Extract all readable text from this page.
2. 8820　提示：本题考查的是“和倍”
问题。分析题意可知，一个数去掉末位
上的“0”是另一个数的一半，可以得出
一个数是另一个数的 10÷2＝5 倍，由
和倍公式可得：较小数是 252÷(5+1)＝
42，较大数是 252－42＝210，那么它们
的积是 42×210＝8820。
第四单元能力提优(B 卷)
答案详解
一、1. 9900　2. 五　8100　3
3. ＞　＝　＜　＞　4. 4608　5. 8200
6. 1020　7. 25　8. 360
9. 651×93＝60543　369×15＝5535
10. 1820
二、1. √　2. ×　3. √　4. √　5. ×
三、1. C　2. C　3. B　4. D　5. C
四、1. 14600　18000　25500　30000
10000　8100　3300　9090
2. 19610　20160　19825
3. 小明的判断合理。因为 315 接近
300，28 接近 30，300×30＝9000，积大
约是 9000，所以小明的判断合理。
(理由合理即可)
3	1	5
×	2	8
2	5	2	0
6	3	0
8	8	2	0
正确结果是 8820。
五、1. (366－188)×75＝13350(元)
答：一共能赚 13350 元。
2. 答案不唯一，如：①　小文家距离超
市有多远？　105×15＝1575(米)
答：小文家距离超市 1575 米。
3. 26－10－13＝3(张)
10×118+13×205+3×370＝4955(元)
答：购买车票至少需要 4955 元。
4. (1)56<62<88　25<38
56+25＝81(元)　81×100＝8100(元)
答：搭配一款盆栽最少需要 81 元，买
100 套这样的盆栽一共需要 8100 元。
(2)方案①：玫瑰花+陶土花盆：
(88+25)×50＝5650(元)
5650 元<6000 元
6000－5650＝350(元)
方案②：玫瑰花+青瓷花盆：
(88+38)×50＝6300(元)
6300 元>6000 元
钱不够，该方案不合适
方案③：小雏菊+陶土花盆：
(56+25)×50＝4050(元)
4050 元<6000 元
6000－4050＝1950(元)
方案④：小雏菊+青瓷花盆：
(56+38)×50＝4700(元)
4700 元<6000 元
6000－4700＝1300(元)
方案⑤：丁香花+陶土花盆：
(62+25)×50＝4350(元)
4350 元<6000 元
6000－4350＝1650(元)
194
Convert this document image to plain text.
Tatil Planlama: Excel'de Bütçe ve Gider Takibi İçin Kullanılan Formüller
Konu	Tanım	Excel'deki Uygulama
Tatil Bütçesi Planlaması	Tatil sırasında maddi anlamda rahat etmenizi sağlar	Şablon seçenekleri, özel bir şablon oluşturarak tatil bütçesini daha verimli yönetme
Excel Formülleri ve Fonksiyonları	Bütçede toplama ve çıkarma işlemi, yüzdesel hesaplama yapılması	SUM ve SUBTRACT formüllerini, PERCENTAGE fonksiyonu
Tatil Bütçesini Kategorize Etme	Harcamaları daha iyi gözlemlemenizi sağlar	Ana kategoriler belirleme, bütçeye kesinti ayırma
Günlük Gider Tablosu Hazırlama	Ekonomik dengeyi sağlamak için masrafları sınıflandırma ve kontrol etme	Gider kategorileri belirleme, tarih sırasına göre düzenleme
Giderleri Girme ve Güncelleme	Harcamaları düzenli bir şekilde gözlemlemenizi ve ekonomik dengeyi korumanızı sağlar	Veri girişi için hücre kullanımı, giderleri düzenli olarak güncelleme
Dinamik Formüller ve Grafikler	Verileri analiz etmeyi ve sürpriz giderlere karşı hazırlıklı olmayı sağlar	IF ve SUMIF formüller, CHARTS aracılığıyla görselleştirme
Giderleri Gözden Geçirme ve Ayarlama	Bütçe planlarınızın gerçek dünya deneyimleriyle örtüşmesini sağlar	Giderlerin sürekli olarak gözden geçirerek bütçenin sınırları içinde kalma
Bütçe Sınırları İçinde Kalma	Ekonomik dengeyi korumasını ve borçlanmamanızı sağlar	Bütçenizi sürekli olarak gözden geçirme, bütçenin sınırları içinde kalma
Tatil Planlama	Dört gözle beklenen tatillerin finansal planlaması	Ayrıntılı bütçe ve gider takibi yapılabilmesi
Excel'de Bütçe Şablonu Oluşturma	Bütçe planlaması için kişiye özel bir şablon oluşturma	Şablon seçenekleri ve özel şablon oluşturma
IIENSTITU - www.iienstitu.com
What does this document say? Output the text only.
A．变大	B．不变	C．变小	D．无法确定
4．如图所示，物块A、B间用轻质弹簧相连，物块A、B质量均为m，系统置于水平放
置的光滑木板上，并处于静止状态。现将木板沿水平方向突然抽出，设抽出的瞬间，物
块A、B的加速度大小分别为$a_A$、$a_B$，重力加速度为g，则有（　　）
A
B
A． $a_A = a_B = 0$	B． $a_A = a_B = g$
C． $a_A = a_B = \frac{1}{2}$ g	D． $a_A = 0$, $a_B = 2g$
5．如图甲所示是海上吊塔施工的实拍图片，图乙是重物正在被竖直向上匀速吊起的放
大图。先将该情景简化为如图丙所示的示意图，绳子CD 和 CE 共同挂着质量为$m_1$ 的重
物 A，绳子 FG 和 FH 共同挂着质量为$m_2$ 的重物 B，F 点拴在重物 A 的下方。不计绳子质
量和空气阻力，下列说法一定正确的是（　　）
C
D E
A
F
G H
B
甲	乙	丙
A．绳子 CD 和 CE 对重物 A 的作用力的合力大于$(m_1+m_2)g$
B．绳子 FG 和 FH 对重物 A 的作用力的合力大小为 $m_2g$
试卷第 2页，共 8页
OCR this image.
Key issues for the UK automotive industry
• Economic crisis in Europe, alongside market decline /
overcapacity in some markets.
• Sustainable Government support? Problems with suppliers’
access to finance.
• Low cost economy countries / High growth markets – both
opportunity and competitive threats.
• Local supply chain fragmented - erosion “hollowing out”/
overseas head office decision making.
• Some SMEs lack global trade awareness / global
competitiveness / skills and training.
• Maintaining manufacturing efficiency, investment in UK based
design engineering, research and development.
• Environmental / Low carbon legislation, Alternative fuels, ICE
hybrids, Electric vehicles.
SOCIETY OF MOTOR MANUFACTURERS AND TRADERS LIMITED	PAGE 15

*****

▶ [Work required]:
Print all of the data exactly as it was given.

▶ [Finished exercise]:
Extract all readable text from this page.
2. 8820　提示：本题考查的是“和倍”
问题。分析题意可知，一个数去掉末位
上的“0”是另一个数的一半，可以得出
一个数是另一个数的 10÷2＝5 倍，由
和倍公式可得：较小数是 252÷(5+1)＝
42，较大数是 252－42＝210，那么它们
的积是 42×210＝8820。
第四单元能力提优(B 卷)
答案详解
一、1. 9900　2. 五　8100　3
3. ＞　＝　＜　＞　4. 4608　5. 8200
6. 1020　7. 25　8. 360
9. 651×93＝60543　369×15＝5535
10. 1820
二、1. √　2. ×　3. √　4. √　5. ×
三、1. C　2. C　3. B　4. D　5. C
四、1. 14600　18000　25500　30000
10000　8100　3300　9090
2. 19610　20160　19825
3. 小明的判断合理。因为 315 接近
300，28 接近 30，300×30＝9000，积大
约是 9000，所以小明的判断合理。
(理由合理即可)
3	1	5
×	2	8
2	5	2	0
6	3	0
8	8	2	0
正确结果是 8820。
五、1. (366－188)×75＝13350(元)
答：一共能赚 13350 元。
2. 答案不唯一，如：①　小文家距离超
市有多远？　105×15＝1575(米)
答：小文家距离超市 1575 米。
3. 26－10－13＝3(张)
10×118+13×205+3×370＝4955(元)
答：购买车票至少需要 4955 元。
4. (1)56<62<88　25<38
56+25＝81(元)　81×100＝8100(元)
答：搭配一款盆栽最少需要 81 元，买
100 套这样的盆栽一共需要 8100 元。
(2)方案①：玫瑰花+陶土花盆：
(88+25)×50＝5650(元)
5650 元<6000 元
6000－5650＝350(元)
方案②：玫瑰花+青瓷花盆：
(88+38)×50＝6300(元)
6300 元>6000 元
钱不够，该方案不合适
方案③：小雏菊+陶土花盆：
(56+25)×50＝4050(元)
4050 元<6000 元
6000－4050＝1950(元)
方案④：小雏菊+青瓷花盆：
(56+38)×50＝4700(元)
4700 元<6000 元
6000－4700＝1300(元)
方案⑤：丁香花+陶土花盆：
(62+25)×50＝4350(元)
4350 元<6000 元
6000－4350＝1650(元)
194
Convert this document image to plain text.
Tatil Planlama: Excel'de Bütçe ve Gider Takibi İçin Kullanılan Formüller
Konu	Tanım	Excel'deki Uygulama
Tatil Bütçesi Planlaması	Tatil sırasında maddi anlamda rahat etmenizi sağlar	Şablon seçenekleri, özel bir şablon oluşturarak tatil bütçesini daha verimli yönetme
Excel Formülleri ve Fonksiyonları	Bütçede toplama ve çıkarma işlemi, yüzdesel hesaplama yapılması	SUM ve SUBTRACT formüllerini, PERCENTAGE fonksiyonu
Tatil Bütçesini Kategorize Etme	Harcamaları daha iyi gözlemlemenizi sağlar	Ana kategoriler belirleme, bütçeye kesinti ayırma
Günlük Gider Tablosu Hazırlama	Ekonomik dengeyi sağlamak için masrafları sınıflandırma ve kontrol etme	Gider kategorileri belirleme, tarih sırasına göre düzenleme
Giderleri Girme ve Güncelleme	Harcamaları düzenli bir şekilde gözlemlemenizi ve ekonomik dengeyi korumanızı sağlar	Veri girişi için hücre kullanımı, giderleri düzenli olarak güncelleme
Dinamik Formüller ve Grafikler	Verileri analiz etmeyi ve sürpriz giderlere karşı hazırlıklı olmayı sağlar	IF ve SUMIF formüller, CHARTS aracılığıyla görselleştirme
Giderleri Gözden Geçirme ve Ayarlama	Bütçe planlarınızın gerçek dünya deneyimleriyle örtüşmesini sağlar	Giderlerin sürekli olarak gözden geçirerek bütçenin sınırları içinde kalma
Bütçe Sınırları İçinde Kalma	Ekonomik dengeyi korumasını ve borçlanmamanızı sağlar	Bütçenizi sürekli olarak gözden geçirme, bütçenin sınırları içinde kalma
Tatil Planlama	Dört gözle beklenen tatillerin finansal planlaması	Ayrıntılı bütçe ve gider takibi yapılabilmesi
Excel'de Bütçe Şablonu Oluşturma	Bütçe planlaması için kişiye özel bir şablon oluşturma	Şablon seçenekleri ve özel şablon oluşturma
IIENSTITU - www.iienstitu.com
What does this document say? Output the text only.
A．变大	B．不变	C．变小	D．无法确定
4．如图所示，物块A、B间用轻质弹簧相连，物块A、B质量均为m，系统置于水平放
置的光滑木板上，并处于静止状态。现将木板沿水平方向突然抽出，设抽出的瞬间，物
块A、B的加速度大小分别为$a_A$、$a_B$，重力加速度为g，则有（　　）
A
B
A． $a_A = a_B = 0$	B． $a_A = a_B = g$
C． $a_A = a_B = \frac{1}{2}$ g	D． $a_A = 0$, $a_B = 2g$
5．如图甲所示是海上吊塔施工的实拍图片，图乙是重物正在被竖直向上匀速吊起的放
大图。先将该情景简化为如图丙所示的示意图，绳子CD 和 CE 共同挂着质量为$m_1$ 的重
物 A，绳子 FG 和 FH 共同挂着质量为$m_2$ 的重物 B，F 点拴在重物 A 的下方。不计绳子质
量和空气阻力，下列说法一定正确的是（　　）
C
D E
A
F
G H
B
甲	乙	丙
A．绳子 CD 和 CE 对重物 A 的作用力的合力大于$(m_1+m_2)g$
B．绳子 FG 和 FH 对重物 A 的作用力的合力大小为 $m_2g$
试卷第 2页，共 8页
OCR this image.
Key issues for the UK automotive industry
• Economic crisis in Europe, alongside market decline /
overcapacity in some markets.
• Sustainable Government support? Problems with suppliers’
access to finance.
• Low cost economy countries / High growth markets – both
opportunity and competitive threats.
• Local supply chain fragmented - erosion “hollowing out”/
overseas head office decision making.
• Some SMEs lack global trade awareness / global
competitiveness / skills and training.
• Maintaining manufacturing efficiency, investment in UK based
design engineering, research and development.
• Environmental / Low carbon legislation, Alternative fuels, ICE
hybrids, Electric vehicles.
SOCIETY OF MOTOR MANUFACTURERS AND TRADERS LIMITED	PAGE 15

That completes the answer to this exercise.